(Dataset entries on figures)
== == ==

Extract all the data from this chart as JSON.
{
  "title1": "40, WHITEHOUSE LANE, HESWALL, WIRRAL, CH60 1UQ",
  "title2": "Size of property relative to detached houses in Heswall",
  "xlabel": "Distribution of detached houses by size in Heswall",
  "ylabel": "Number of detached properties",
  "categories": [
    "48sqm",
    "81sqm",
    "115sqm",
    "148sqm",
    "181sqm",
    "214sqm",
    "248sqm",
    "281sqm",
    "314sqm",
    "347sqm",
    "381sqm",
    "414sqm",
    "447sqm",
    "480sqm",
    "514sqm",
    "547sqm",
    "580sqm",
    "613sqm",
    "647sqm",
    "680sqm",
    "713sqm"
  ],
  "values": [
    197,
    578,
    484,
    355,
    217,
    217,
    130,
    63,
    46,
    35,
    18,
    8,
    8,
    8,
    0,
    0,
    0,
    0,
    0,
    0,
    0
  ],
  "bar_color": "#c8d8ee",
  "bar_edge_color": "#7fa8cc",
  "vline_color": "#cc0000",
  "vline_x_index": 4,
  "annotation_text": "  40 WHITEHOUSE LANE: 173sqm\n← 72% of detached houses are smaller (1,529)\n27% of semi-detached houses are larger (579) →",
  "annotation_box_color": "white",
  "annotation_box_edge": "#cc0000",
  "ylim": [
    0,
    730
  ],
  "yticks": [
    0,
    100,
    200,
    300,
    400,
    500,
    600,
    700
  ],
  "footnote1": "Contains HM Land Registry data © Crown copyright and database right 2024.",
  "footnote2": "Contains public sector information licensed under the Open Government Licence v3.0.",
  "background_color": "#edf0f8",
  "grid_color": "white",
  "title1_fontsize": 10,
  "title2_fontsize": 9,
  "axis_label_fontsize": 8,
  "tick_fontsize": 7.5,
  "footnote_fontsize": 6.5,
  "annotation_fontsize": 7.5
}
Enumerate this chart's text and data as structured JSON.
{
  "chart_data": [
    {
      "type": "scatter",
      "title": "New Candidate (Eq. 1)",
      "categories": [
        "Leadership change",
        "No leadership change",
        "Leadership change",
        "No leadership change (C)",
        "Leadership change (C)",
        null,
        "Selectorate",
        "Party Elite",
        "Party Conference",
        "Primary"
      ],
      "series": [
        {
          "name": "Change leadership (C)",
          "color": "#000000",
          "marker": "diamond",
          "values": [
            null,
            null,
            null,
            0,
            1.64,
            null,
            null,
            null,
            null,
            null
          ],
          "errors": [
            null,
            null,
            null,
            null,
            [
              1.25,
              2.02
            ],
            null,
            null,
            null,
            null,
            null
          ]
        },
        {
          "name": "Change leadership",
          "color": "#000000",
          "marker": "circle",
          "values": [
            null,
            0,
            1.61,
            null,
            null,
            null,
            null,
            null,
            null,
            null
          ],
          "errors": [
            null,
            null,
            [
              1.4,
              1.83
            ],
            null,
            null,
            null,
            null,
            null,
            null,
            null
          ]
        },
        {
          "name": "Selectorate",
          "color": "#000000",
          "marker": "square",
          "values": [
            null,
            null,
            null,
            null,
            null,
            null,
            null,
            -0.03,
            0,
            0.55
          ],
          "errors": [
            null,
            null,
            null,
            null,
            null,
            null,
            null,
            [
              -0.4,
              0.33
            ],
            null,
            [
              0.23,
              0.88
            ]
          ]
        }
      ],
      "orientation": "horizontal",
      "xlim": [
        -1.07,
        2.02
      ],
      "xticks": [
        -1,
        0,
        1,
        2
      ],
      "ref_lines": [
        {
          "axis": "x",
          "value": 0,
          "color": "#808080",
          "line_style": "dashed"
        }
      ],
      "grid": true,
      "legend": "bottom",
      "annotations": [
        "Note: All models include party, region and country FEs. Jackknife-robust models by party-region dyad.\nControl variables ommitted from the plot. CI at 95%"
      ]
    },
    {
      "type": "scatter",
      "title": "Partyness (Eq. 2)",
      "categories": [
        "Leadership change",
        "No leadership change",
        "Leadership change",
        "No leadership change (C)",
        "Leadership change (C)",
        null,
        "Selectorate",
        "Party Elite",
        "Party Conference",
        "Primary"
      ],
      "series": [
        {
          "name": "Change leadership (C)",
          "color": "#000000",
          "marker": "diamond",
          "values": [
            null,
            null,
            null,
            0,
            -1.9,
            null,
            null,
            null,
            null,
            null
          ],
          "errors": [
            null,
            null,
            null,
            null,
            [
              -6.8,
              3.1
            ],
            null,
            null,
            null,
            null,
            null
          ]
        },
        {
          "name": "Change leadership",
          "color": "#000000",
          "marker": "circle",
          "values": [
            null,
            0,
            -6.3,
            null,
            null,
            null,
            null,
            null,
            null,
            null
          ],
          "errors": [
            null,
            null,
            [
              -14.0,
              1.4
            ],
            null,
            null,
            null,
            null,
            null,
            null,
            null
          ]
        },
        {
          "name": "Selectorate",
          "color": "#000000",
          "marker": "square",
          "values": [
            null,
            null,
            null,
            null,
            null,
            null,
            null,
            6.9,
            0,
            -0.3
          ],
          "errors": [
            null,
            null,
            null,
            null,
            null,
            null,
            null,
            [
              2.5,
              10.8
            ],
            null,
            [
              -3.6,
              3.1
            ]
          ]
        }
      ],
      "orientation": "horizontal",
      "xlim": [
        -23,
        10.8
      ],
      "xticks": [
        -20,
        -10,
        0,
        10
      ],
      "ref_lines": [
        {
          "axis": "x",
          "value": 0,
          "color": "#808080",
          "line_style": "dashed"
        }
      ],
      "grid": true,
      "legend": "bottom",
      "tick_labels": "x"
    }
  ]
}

== == ==

Send back each record exactly as it stands.

### Answer to the task:
Extract all the data from this chart as JSON.
{
  "title1": "40, WHITEHOUSE LANE, HESWALL, WIRRAL, CH60 1UQ",
  "title2": "Size of property relative to detached houses in Heswall",
  "xlabel": "Distribution of detached houses by size in Heswall",
  "ylabel": "Number of detached properties",
  "categories": [
    "48sqm",
    "81sqm",
    "115sqm",
    "148sqm",
    "181sqm",
    "214sqm",
    "248sqm",
    "281sqm",
    "314sqm",
    "347sqm",
    "381sqm",
    "414sqm",
    "447sqm",
    "480sqm",
    "514sqm",
    "547sqm",
    "580sqm",
    "613sqm",
    "647sqm",
    "680sqm",
    "713sqm"
  ],
  "values": [
    197,
    578,
    484,
    355,
    217,
    217,
    130,
    63,
    46,
    35,
    18,
    8,
    8,
    8,
    0,
    0,
    0,
    0,
    0,
    0,
    0
  ],
  "bar_color": "#c8d8ee",
  "bar_edge_color": "#7fa8cc",
  "vline_color": "#cc0000",
  "vline_x_index": 4,
  "annotation_text": "  40 WHITEHOUSE LANE: 173sqm\n← 72% of detached houses are smaller (1,529)\n27% of semi-detached houses are larger (579) →",
  "annotation_box_color": "white",
  "annotation_box_edge": "#cc0000",
  "ylim": [
    0,
    730
  ],
  "yticks": [
    0,
    100,
    200,
    300,
    400,
    500,
    600,
    700
  ],
  "footnote1": "Contains HM Land Registry data © Crown copyright and database right 2024.",
  "footnote2": "Contains public sector information licensed under the Open Government Licence v3.0.",
  "background_color": "#edf0f8",
  "grid_color": "white",
  "title1_fontsize": 10,
  "title2_fontsize": 9,
  "axis_label_fontsize": 8,
  "tick_fontsize": 7.5,
  "footnote_fontsize": 6.5,
  "annotation_fontsize": 7.5
}
Enumerate this chart's text and data as structured JSON.
{
  "chart_data": [
    {
      "type": "scatter",
      "title": "New Candidate (Eq. 1)",
      "categories": [
        "Leadership change",
        "No leadership change",
        "Leadership change",
        "No leadership change (C)",
        "Leadership change (C)",
        null,
        "Selectorate",
        "Party Elite",
        "Party Conference",
        "Primary"
      ],
      "series": [
        {
          "name": "Change leadership (C)",
          "color": "#000000",
          "marker": "diamond",
          "values": [
            null,
            null,
            null,
            0,
            1.64,
            null,
            null,
            null,
            null,
            null
          ],
          "errors": [
            null,
            null,
            null,
            null,
            [
              1.25,
              2.02
            ],
            null,
            null,
            null,
            null,
            null
          ]
        },
        {
          "name": "Change leadership",
          "color": "#000000",
          "marker": "circle",
          "values": [
            null,
            0,
            1.61,
            null,
            null,
            null,
            null,
            null,
            null,
            null
          ],
          "errors": [
            null,
            null,
            [
              1.4,
              1.83
            ],
            null,
            null,
            null,
            null,
            null,
            null,
            null
          ]
        },
        {
          "name": "Selectorate",
          "color": "#000000",
          "marker": "square",
          "values": [
            null,
            null,
            null,
            null,
            null,
            null,
            null,
            -0.03,
            0,
            0.55
          ],
          "errors": [
            null,
            null,
            null,
            null,
            null,
            null,
            null,
            [
              -0.4,
              0.33
            ],
            null,
            [
              0.23,
              0.88
            ]
          ]
        }
      ],
      "orientation": "horizontal",
      "xlim": [
        -1.07,
        2.02
      ],
      "xticks": [
        -1,
        0,
        1,
        2
      ],
      "ref_lines": [
        {
          "axis": "x",
          "value": 0,
          "color": "#808080",
          "line_style": "dashed"
        }
      ],
      "grid": true,
      "legend": "bottom",
      "annotations": [
        "Note: All models include party, region and country FEs. Jackknife-robust models by party-region dyad.\nControl variables ommitted from the plot. CI at 95%"
      ]
    },
    {
      "type": "scatter",
      "title": "Partyness (Eq. 2)",
      "categories": [
        "Leadership change",
        "No leadership change",
        "Leadership change",
        "No leadership change (C)",
        "Leadership change (C)",
        null,
        "Selectorate",
        "Party Elite",
        "Party Conference",
        "Primary"
      ],
      "series": [
        {
          "name": "Change leadership (C)",
          "color": "#000000",
          "marker": "diamond",
          "values": [
            null,
            null,
            null,
            0,
            -1.9,
            null,
            null,
            null,
            null,
            null
          ],
          "errors": [
            null,
            null,
            null,
            null,
            [
              -6.8,
              3.1
            ],
            null,
            null,
            null,
            null,
            null
          ]
        },
        {
          "name": "Change leadership",
          "color": "#000000",
          "marker": "circle",
          "values": [
            null,
            0,
            -6.3,
            null,
            null,
            null,
            null,
            null,
            null,
            null
          ],
          "errors": [
            null,
            null,
            [
              -14.0,
              1.4
            ],
            null,
            null,
            null,
            null,
            null,
            null,
            null
          ]
        },
        {
          "name": "Selectorate",
          "color": "#000000",
          "marker": "square",
          "values": [
            null,
            null,
            null,
            null,
            null,
            null,
            null,
            6.9,
            0,
            -0.3
          ],
          "errors": [
            null,
            null,
            null,
            null,
            null,
            null,
            null,
            [
              2.5,
              10.8
            ],
            null,
            [
              -3.6,
              3.1
            ]
          ]
        }
      ],
      "orientation": "horizontal",
      "xlim": [
        -23,
        10.8
      ],
      "xticks": [
        -20,
        -10,
        0,
        10
      ],
      "ref_lines": [
        {
          "axis": "x",
          "value": 0,
          "color": "#808080",
          "line_style": "dashed"
        }
      ],
      "grid": true,
      "legend": "bottom",
      "tick_labels": "x"
    }
  ]
}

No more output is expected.